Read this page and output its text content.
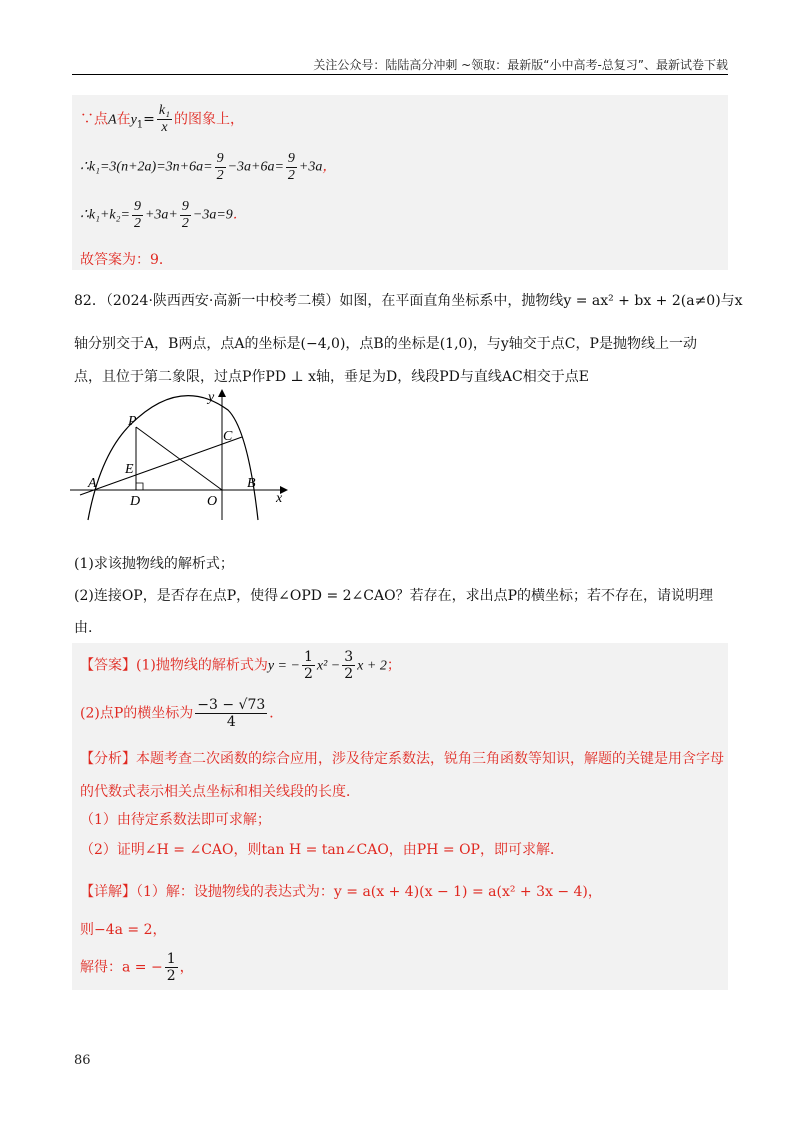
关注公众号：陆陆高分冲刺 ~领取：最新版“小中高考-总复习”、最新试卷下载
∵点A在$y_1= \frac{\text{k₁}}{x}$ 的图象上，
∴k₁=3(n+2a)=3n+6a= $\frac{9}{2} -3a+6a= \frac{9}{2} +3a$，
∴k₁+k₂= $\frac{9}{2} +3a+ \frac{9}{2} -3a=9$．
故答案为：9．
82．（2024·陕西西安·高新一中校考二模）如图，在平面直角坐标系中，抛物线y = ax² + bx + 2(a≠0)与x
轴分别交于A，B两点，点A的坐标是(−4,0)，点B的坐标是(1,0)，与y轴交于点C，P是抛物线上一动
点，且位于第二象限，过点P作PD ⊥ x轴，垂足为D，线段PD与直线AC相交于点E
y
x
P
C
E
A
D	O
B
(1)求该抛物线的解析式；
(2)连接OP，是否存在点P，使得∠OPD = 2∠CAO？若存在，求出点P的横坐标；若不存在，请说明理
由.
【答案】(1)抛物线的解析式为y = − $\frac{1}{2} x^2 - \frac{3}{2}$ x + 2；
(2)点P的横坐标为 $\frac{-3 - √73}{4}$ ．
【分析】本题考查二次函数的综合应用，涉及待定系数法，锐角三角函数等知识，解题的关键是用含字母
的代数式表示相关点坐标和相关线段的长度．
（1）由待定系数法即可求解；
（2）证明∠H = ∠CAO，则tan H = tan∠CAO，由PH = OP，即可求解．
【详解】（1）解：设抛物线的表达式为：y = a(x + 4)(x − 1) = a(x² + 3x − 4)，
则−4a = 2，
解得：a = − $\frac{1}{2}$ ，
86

#####

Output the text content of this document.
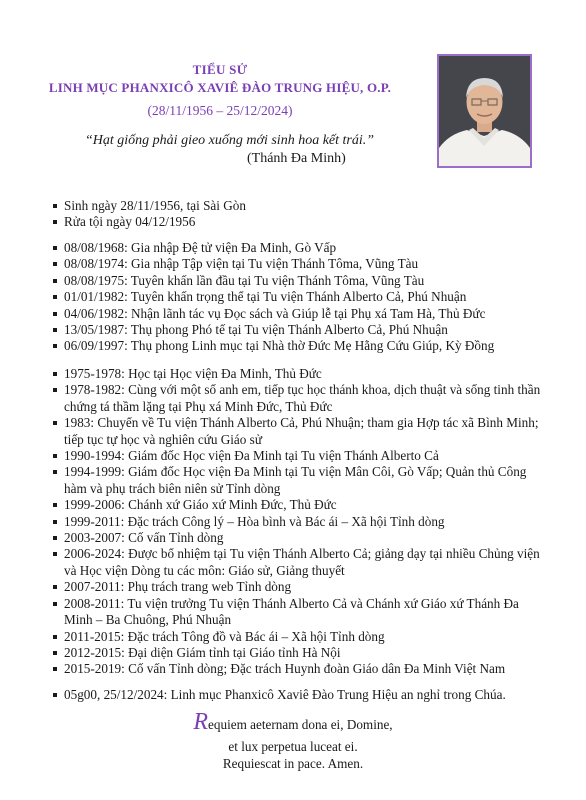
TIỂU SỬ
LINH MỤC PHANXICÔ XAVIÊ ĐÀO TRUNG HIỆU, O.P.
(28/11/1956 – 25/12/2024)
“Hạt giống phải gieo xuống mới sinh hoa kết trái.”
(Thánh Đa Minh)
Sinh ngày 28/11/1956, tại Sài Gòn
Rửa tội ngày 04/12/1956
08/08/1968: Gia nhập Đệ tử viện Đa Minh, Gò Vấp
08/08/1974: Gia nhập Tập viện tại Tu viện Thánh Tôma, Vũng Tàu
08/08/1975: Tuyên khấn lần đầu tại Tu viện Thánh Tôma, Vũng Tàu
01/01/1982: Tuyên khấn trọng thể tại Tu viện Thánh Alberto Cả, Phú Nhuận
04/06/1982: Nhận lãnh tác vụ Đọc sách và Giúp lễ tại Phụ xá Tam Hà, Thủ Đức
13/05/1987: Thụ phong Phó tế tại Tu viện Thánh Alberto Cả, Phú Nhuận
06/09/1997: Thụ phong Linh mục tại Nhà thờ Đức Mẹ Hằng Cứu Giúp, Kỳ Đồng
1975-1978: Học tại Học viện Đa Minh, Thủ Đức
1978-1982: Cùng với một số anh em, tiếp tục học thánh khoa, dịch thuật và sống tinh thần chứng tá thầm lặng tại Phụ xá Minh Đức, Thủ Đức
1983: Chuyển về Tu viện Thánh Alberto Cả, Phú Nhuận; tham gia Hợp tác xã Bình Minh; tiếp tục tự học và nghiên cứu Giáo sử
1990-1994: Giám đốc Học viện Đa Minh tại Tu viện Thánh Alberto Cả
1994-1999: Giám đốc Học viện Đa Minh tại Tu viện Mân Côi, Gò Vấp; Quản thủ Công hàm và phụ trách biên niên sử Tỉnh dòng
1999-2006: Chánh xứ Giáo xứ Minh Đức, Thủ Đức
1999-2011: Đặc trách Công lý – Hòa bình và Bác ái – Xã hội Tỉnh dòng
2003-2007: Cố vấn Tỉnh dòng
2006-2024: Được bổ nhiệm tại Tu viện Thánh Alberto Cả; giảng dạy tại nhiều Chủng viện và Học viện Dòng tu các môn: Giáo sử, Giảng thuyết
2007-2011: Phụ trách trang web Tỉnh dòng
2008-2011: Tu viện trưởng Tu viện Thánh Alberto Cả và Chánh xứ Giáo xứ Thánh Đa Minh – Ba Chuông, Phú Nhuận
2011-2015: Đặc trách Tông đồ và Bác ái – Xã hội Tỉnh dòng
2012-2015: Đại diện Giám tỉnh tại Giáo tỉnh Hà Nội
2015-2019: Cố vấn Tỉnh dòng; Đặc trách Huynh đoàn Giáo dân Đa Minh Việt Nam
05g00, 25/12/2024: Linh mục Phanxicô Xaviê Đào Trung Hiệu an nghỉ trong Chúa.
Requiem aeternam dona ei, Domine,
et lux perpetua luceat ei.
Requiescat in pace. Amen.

#####

Your task is to list each line of the records with the word "ngày".

Sinh ngày 28/11/1956, tại Sài Gòn
Rửa tội ngày 04/12/1956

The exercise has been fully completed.